Fig. 1 Flowchart showing the full methodology for extracting and quantifying hydrographs from the streamflow time series at each gauge. The yellow boxes produce a metrics database as an output. The Python script indicated by a red star, is detailed in the protocols.io that accompanies this paper. Data source: BoM, WaterNSW, ESRI and NSW River Styles. Green boxes and white boxes denote parts of the protocol that require manual intervention by a user and semi-automatic parts, respectively.

B. Input data preparation

Hierarchical structure of the hydrograph analysis protocol

Fig. 2 shows the hierarchical structure of the hydrograph analysis protocol presented in this study. It involves structured-based preparing, calculating, organising and saving data that captures different information about hydrological characteristics. This structure aims to provide a comprehensive and organised representation of metrics derived from hydrographs and geospatial data, allowing for detailed analysis and interpretation.

Fig 2. Hierarchical structure of the hydrograph analysis protocol. Data source: BoM, WaterNSW, ESRI and NSW River Styles.

Download the streamflow time series from BoM and WaterNSW.

The streamflow data at sub-1hour intervals is available from the Australian Bureau of Meteorology (BoM) (Fig 3) and WaterNSW 2023 (Fig 4) Open Access portals.

WaterNSW Website
Fig 3.  WaterNSW Website (6 December 2023).
BoM Website
Fig 4.  BoM Website (6 December 2023).

Remove the redundant data in the excel file of streamflow timeseries.

In different places and for different gauges, stage height data may come to a user in different formats. Therefore, setting up the input data excel spreadsheet to a standard format is necessary. For example, the streamflow data download from BoM and WaterNSW portals for NSW streams needs to be adjusted and filtered before importing into the Python code. The label of the first column and row (cell A1) should be ‘date’ and the second column first row (B1) should be ‘value’. All other redundant information should be removed from the excel file. Then, this file should be saved in .xlsx format. The date data interval is 1 hour and the unit of stage height is meters. The format of the date is dd/mm/yyyy hh:mm:ss.

## [DATA PROVIDED]
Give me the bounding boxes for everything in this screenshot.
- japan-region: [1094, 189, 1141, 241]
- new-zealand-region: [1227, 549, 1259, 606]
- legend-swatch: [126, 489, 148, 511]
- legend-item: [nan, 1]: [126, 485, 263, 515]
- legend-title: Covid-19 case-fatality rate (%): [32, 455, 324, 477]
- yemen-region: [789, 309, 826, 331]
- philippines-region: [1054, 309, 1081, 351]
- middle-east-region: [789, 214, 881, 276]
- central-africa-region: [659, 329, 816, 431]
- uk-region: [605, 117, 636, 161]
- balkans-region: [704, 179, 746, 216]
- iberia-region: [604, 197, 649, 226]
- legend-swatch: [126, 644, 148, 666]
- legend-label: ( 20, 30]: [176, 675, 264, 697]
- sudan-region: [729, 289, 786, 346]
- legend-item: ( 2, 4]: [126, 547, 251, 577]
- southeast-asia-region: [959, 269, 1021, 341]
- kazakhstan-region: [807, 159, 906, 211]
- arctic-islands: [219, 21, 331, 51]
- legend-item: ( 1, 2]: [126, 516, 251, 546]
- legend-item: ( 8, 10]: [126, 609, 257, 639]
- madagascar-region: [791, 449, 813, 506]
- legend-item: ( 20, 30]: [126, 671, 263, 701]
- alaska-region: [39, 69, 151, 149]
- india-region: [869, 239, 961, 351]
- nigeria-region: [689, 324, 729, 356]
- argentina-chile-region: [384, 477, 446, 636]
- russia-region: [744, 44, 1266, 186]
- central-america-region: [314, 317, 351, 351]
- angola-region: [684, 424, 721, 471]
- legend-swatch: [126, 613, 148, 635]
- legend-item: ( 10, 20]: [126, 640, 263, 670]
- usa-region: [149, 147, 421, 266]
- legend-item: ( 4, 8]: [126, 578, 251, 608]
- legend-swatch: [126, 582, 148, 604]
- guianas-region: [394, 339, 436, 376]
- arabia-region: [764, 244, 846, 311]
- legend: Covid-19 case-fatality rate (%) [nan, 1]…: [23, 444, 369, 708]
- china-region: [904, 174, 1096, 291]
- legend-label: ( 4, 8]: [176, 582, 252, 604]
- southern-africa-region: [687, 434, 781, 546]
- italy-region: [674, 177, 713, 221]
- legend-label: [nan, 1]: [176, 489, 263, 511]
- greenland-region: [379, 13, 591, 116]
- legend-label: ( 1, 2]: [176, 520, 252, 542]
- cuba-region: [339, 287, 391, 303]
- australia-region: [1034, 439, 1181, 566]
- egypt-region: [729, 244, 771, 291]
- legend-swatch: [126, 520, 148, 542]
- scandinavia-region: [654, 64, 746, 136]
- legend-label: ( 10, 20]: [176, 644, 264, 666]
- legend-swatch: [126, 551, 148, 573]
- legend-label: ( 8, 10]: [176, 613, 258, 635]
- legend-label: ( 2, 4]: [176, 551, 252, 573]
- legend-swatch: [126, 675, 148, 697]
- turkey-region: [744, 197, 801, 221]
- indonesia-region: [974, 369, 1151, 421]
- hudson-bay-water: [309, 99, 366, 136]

## [WHAT YOU WILL DO]
Rewrite the stretch of the hydrograph protocol text from "Fig. 2 shows" through "protocol. Data source: BoM, WaterNSW, ESRI and NSW River Styles.", swapping "comprehensive" for "thorough". Rely only on the text.

## [FULL RESPONSE]
Fig. 2 shows the hierarchical structure of the hydrograph analysis protocol presented in this study. It involves structured-based preparing, calculating, organising and saving data that captures different information about hydrological characteristics. This structure aims to provide a thorough and organised representation of metrics derived from hydrographs and geospatial data, allowing for detailed analysis and interpretation.

Fig 2. Hierarchical structure of the hydrograph analysis protocol. Data source: BoM, WaterNSW, ESRI and NSW River Styles.